### Given request
Output the full material exactly as it appears here.

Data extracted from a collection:
-- begin --

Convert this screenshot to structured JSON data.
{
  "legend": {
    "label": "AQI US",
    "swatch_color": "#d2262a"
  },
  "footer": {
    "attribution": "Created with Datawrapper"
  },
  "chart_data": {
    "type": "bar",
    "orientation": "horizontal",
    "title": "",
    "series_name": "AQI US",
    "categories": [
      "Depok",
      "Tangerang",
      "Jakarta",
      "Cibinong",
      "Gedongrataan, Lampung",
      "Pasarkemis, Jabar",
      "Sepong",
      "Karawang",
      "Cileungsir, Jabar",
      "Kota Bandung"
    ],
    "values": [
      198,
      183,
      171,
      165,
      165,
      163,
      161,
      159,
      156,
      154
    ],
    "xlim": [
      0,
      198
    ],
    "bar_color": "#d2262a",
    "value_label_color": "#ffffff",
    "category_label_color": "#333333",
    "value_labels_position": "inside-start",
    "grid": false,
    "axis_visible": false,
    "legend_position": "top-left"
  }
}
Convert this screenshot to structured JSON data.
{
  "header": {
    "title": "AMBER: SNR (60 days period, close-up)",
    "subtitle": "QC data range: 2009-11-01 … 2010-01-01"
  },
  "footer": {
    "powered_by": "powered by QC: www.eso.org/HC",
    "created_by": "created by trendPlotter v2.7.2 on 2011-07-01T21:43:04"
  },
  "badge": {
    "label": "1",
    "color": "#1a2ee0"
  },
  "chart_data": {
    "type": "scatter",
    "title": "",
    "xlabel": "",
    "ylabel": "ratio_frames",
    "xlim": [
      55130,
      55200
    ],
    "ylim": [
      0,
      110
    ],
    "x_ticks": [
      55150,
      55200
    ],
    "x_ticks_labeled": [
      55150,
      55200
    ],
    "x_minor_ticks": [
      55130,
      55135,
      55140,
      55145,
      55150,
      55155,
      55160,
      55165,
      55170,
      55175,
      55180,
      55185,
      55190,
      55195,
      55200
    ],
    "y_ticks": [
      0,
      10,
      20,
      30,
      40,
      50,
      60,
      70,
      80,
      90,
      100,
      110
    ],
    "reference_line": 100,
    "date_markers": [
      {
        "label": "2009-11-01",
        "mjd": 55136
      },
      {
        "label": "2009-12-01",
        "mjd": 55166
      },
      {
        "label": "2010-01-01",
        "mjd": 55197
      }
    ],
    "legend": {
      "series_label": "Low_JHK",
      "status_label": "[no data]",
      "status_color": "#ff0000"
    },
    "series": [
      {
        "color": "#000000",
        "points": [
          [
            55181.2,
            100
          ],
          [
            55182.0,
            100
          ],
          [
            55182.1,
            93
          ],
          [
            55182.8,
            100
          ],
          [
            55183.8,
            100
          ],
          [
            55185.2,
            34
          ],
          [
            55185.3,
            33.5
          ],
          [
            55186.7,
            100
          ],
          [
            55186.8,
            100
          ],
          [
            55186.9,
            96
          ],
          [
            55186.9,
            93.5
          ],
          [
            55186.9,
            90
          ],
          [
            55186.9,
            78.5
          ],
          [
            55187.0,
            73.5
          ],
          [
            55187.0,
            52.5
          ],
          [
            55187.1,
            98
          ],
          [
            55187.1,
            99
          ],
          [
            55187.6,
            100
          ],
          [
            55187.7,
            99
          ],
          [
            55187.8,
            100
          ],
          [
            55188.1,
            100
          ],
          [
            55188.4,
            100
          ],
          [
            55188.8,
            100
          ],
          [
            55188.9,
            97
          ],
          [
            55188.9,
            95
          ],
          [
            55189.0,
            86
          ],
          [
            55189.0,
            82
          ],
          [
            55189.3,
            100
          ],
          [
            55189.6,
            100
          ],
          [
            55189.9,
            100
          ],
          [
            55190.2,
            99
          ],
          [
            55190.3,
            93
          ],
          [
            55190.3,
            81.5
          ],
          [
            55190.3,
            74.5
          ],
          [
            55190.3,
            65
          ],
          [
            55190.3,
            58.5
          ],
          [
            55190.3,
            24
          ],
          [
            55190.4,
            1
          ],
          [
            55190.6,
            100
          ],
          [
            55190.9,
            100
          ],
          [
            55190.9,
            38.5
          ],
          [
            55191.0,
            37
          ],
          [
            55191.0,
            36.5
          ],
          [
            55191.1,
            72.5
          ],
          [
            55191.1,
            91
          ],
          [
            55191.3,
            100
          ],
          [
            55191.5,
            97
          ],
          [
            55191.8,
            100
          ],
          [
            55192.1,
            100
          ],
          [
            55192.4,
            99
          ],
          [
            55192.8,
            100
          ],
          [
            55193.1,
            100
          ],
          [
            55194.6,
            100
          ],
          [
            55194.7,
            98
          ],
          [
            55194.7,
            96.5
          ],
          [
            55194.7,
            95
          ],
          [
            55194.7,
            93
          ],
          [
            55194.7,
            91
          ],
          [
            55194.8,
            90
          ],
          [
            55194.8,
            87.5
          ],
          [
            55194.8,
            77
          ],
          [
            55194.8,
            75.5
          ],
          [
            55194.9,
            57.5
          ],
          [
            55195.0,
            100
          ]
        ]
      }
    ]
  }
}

-- end --

### Result
Convert this screenshot to structured JSON data.
{
  "legend": {
    "label": "AQI US",
    "swatch_color": "#d2262a"
  },
  "footer": {
    "attribution": "Created with Datawrapper"
  },
  "chart_data": {
    "type": "bar",
    "orientation": "horizontal",
    "title": "",
    "series_name": "AQI US",
    "categories": [
      "Depok",
      "Tangerang",
      "Jakarta",
      "Cibinong",
      "Gedongrataan, Lampung",
      "Pasarkemis, Jabar",
      "Sepong",
      "Karawang",
      "Cileungsir, Jabar",
      "Kota Bandung"
    ],
    "values": [
      198,
      183,
      171,
      165,
      165,
      163,
      161,
      159,
      156,
      154
    ],
    "xlim": [
      0,
      198
    ],
    "bar_color": "#d2262a",
    "value_label_color": "#ffffff",
    "category_label_color": "#333333",
    "value_labels_position": "inside-start",
    "grid": false,
    "axis_visible": false,
    "legend_position": "top-left"
  }
}
Convert this screenshot to structured JSON data.
{
  "header": {
    "title": "AMBER: SNR (60 days period, close-up)",
    "subtitle": "QC data range: 2009-11-01 … 2010-01-01"
  },
  "footer": {
    "powered_by": "powered by QC: www.eso.org/HC",
    "created_by": "created by trendPlotter v2.7.2 on 2011-07-01T21:43:04"
  },
  "badge": {
    "label": "1",
    "color": "#1a2ee0"
  },
  "chart_data": {
    "type": "scatter",
    "title": "",
    "xlabel": "",
    "ylabel": "ratio_frames",
    "xlim": [
      55130,
      55200
    ],
    "ylim": [
      0,
      110
    ],
    "x_ticks": [
      55150,
      55200
    ],
    "x_ticks_labeled": [
      55150,
      55200
    ],
    "x_minor_ticks": [
      55130,
      55135,
      55140,
      55145,
      55150,
      55155,
      55160,
      55165,
      55170,
      55175,
      55180,
      55185,
      55190,
      55195,
      55200
    ],
    "y_ticks": [
      0,
      10,
      20,
      30,
      40,
      50,
      60,
      70,
      80,
      90,
      100,
      110
    ],
    "reference_line": 100,
    "date_markers": [
      {
        "label": "2009-11-01",
        "mjd": 55136
      },
      {
        "label": "2009-12-01",
        "mjd": 55166
      },
      {
        "label": "2010-01-01",
        "mjd": 55197
      }
    ],
    "legend": {
      "series_label": "Low_JHK",
      "status_label": "[no data]",
      "status_color": "#ff0000"
    },
    "series": [
      {
        "color": "#000000",
        "points": [
          [
            55181.2,
            100
          ],
          [
            55182.0,
            100
          ],
          [
            55182.1,
            93
          ],
          [
            55182.8,
            100
          ],
          [
            55183.8,
            100
          ],
          [
            55185.2,
            34
          ],
          [
            55185.3,
            33.5
          ],
          [
            55186.7,
            100
          ],
          [
            55186.8,
            100
          ],
          [
            55186.9,
            96
          ],
          [
            55186.9,
            93.5
          ],
          [
            55186.9,
            90
          ],
          [
            55186.9,
            78.5
          ],
          [
            55187.0,
            73.5
          ],
          [
            55187.0,
            52.5
          ],
          [
            55187.1,
            98
          ],
          [
            55187.1,
            99
          ],
          [
            55187.6,
            100
          ],
          [
            55187.7,
            99
          ],
          [
            55187.8,
            100
          ],
          [
            55188.1,
            100
          ],
          [
            55188.4,
            100
          ],
          [
            55188.8,
            100
          ],
          [
            55188.9,
            97
          ],
          [
            55188.9,
            95
          ],
          [
            55189.0,
            86
          ],
          [
            55189.0,
            82
          ],
          [
            55189.3,
            100
          ],
          [
            55189.6,
            100
          ],
          [
            55189.9,
            100
          ],
          [
            55190.2,
            99
          ],
          [
            55190.3,
            93
          ],
          [
            55190.3,
            81.5
          ],
          [
            55190.3,
            74.5
          ],
          [
            55190.3,
            65
          ],
          [
            55190.3,
            58.5
          ],
          [
            55190.3,
            24
          ],
          [
            55190.4,
            1
          ],
          [
            55190.6,
            100
          ],
          [
            55190.9,
            100
          ],
          [
            55190.9,
            38.5
          ],
          [
            55191.0,
            37
          ],
          [
            55191.0,
            36.5
          ],
          [
            55191.1,
            72.5
          ],
          [
            55191.1,
            91
          ],
          [
            55191.3,
            100
          ],
          [
            55191.5,
            97
          ],
          [
            55191.8,
            100
          ],
          [
            55192.1,
            100
          ],
          [
            55192.4,
            99
          ],
          [
            55192.8,
            100
          ],
          [
            55193.1,
            100
          ],
          [
            55194.6,
            100
          ],
          [
            55194.7,
            98
          ],
          [
            55194.7,
            96.5
          ],
          [
            55194.7,
            95
          ],
          [
            55194.7,
            93
          ],
          [
            55194.7,
            91
          ],
          [
            55194.8,
            90
          ],
          [
            55194.8,
            87.5
          ],
          [
            55194.8,
            77
          ],
          [
            55194.8,
            75.5
          ],
          [
            55194.9,
            57.5
          ],
          [
            55195.0,
            100
          ]
        ]
      }
    ]
  }
}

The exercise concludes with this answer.